*Objectifs:*
**A)** Pour chacune des affirmations suivantes, répondez par oui ou par non selon qu'elle concorde ou non avec le texte sur le projet Tzam, et citez à l'identique les mots du texte qui permettent de trancher : (i) l'ayapaneco compte moins de dix locuteurs ; (ii) le projet fait appel à des journalistes extérieurs aux communautés pour recueillir les récits ; (iii) le projet se déroule de mai 2021 à mai 2022.
**B)** Prolongez le texte sur le projet Tzam en reprenant immédiatement après sa dernière phrase.

*Texte fourni:*
%%

Tzam. Les treize graines zapatistes. Tsa'pxy. Crevasses
Publié le 22 Mai 2021
Tzam. Les treize graines zapatistes : Conversations depuis les peuples originaires
Tzam signifie "dialoguer" en ayapaneco, l'une des plus de 60 langues parlées sur le territoire ancestral, seule celle-ci, avec ses moins de dix locuteurs, est en danger de disparition. Tzam, pour le dialogue, est le cœur de ce projet.
Le premier jour de janvier 1994, des milliers, des millions de personnes au Mexique et dans de nombreuses régions du monde, ont appris l'histoire des peuples mayas organisés dans l'Armée zapatiste de libération nationale (EZLN). Leurs motifs et leurs douleurs ont été exprimés dans la Première Déclaration de la Selva Lacandona, un document dans lequel leurs intentions sont détaillées : "Nous demandons votre participation décisive pour soutenir ce plan du peuple mexicain qui lutte pour le travail, la terre, le logement, la nourriture, la santé, l'éducation, l'indépendance, la liberté, la démocratie, la justice et la paix", ont déclaré les insurgés. Et dans les mois qui ont suivi, à la suite de leurs rencontres avec la société civile, ils ont ajouté les droits des femmes et le droit à l'information. Treize demandes en tout.
Sans aucun doute, les premiers à être interpellés par cette déclaration ont été les peuples indigènes de tout le pays, mais l'appel était si large et les conditions qui prévalaient si généralisées que bientôt des personnes du reste du Mexique et de nombreux pays d'Amérique latine, ainsi que des États-Unis, de l'Italie, de la France, de l'Espagne, de l'Allemagne, du Japon et de l'Australie, pour n'en citer que quelques-uns, ont fait leurs les revendications.
Aujourd'hui, alors que les zapatistes et les membres du Congrès national indigène (CNI, selon ses initiales espagnoles) entreprennent un voyage transatlantique à travers une trentaine de pays d'Europe pour rencontrer leurs pairs du vieux continent, Desinformémonos propose un voyage parallèle. Il ne s'agit pas d'un nouveau voyage, puisque l'EZLN n'a cessé de le parcourir depuis plus de 27 ans, mais de réunir la pensée et la créativité de 130 collaborateurs issus de divers peuples, nations, tribus et quartiers indigènes, qui dialogueront avec chacune des revendications/graines zapatistes, une par mois. Concrètement, 10 participations mensuelles de différents peuples indigènes qui élaborent leur histoire et leur réalité actuelle, en prenant comme base chacune des graines/demandes. Treize graines, treize mois, 130 collaborateurs, de mai 2021 à mai 2022.
Dans ce projet, nous ne cherchons pas à faire appel à des journalistes ou à des historiens extérieurs aux communautés pour recueillir les récits et les voix des gens, mais à les amener à réfléchir, sous différentes formes, à leur façon de voir et d'affronter le monde, avec ou sans pandémie. C'est leur parole non médiatisée que nous trouverons ici.

%%

*Données fournies:*

%%

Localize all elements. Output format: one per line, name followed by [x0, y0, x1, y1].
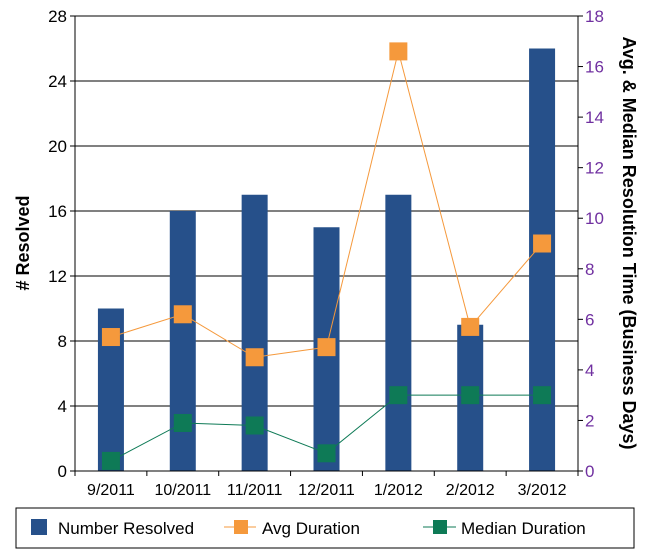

%%

*Résultats attendus:*
**A)**
(i) Oui : « avec ses moins de dix locuteurs »
(ii) Non : « nous ne cherchons pas à faire appel à des journalistes ou à des historiens extérieurs aux communautés »
(iii) Oui : « de mai 2021 à mai 2022 »

**B)**
Tout au long de ces treize mois, le dialogue avec les graines sera emballé dans différentes petites boîtes : une réflexion écrite, un poème, une histoire, une chanson, une composition musicale, un dessin, une illustration, un audio ou une vidéo, le tout pour continuer à assembler une partie de cet énorme puzzle de la résistance.
"Il y a un temps pour exiger, un temps pour donner et un temps pour exercer", ont évalué les zapatistes dix ans après leur soulèvement. Ce qui était leurs demandes est devenu des graines et des actions ; et au centre de l'autonomie sont restés non seulement eux, mais beaucoup de ceux qui continuent à construire avec tout contre eux.
"Treize est le chiffre sacré de nos grands-pères et grands-mères. Treize est la totalité, treize sont leurs demandes. Treize sont les gardiens de la sagesse. Treize sont nos revendications", ont-ils déclaré à l'occasion de la 13e année de la naissance de leurs régions autonomes. Par ici, tzam est toujours le pari.
Yásnaya Aguilar, Ayutla, Oaxaca
Gloria Muñoz, Mexico
Mai 2021
Première graine : le travail
Depuis une certaine tradition, le travail a été positionné comme le moteur fondamental qui sert de médiateur entre l'humanité et la nature, un moteur qui, dans le cadre du capitalisme, devient un processus qui profite de la force des personnes pour convertir les biens communs naturels en marchandises et concentrer la richesse dans un petit nombre. Dans d'autres traditions, le travail est récupéré comme le moyen, souvent festif, de rendre la vie possible par un effort commun. D'une part, nous avons le travail communautaire qui résout les problèmes de la vie (un incendie, un glissement de terrain, une inondation) ou qui rend possible les désirs collectifs (une milpa communale, la construction d'un bâtiment scolaire ou d'un terrain de sport) ; d'autre part, nous avons le travail salarié dans le système capitaliste qui arrache les fruits de l'effort, dépossède et asservit.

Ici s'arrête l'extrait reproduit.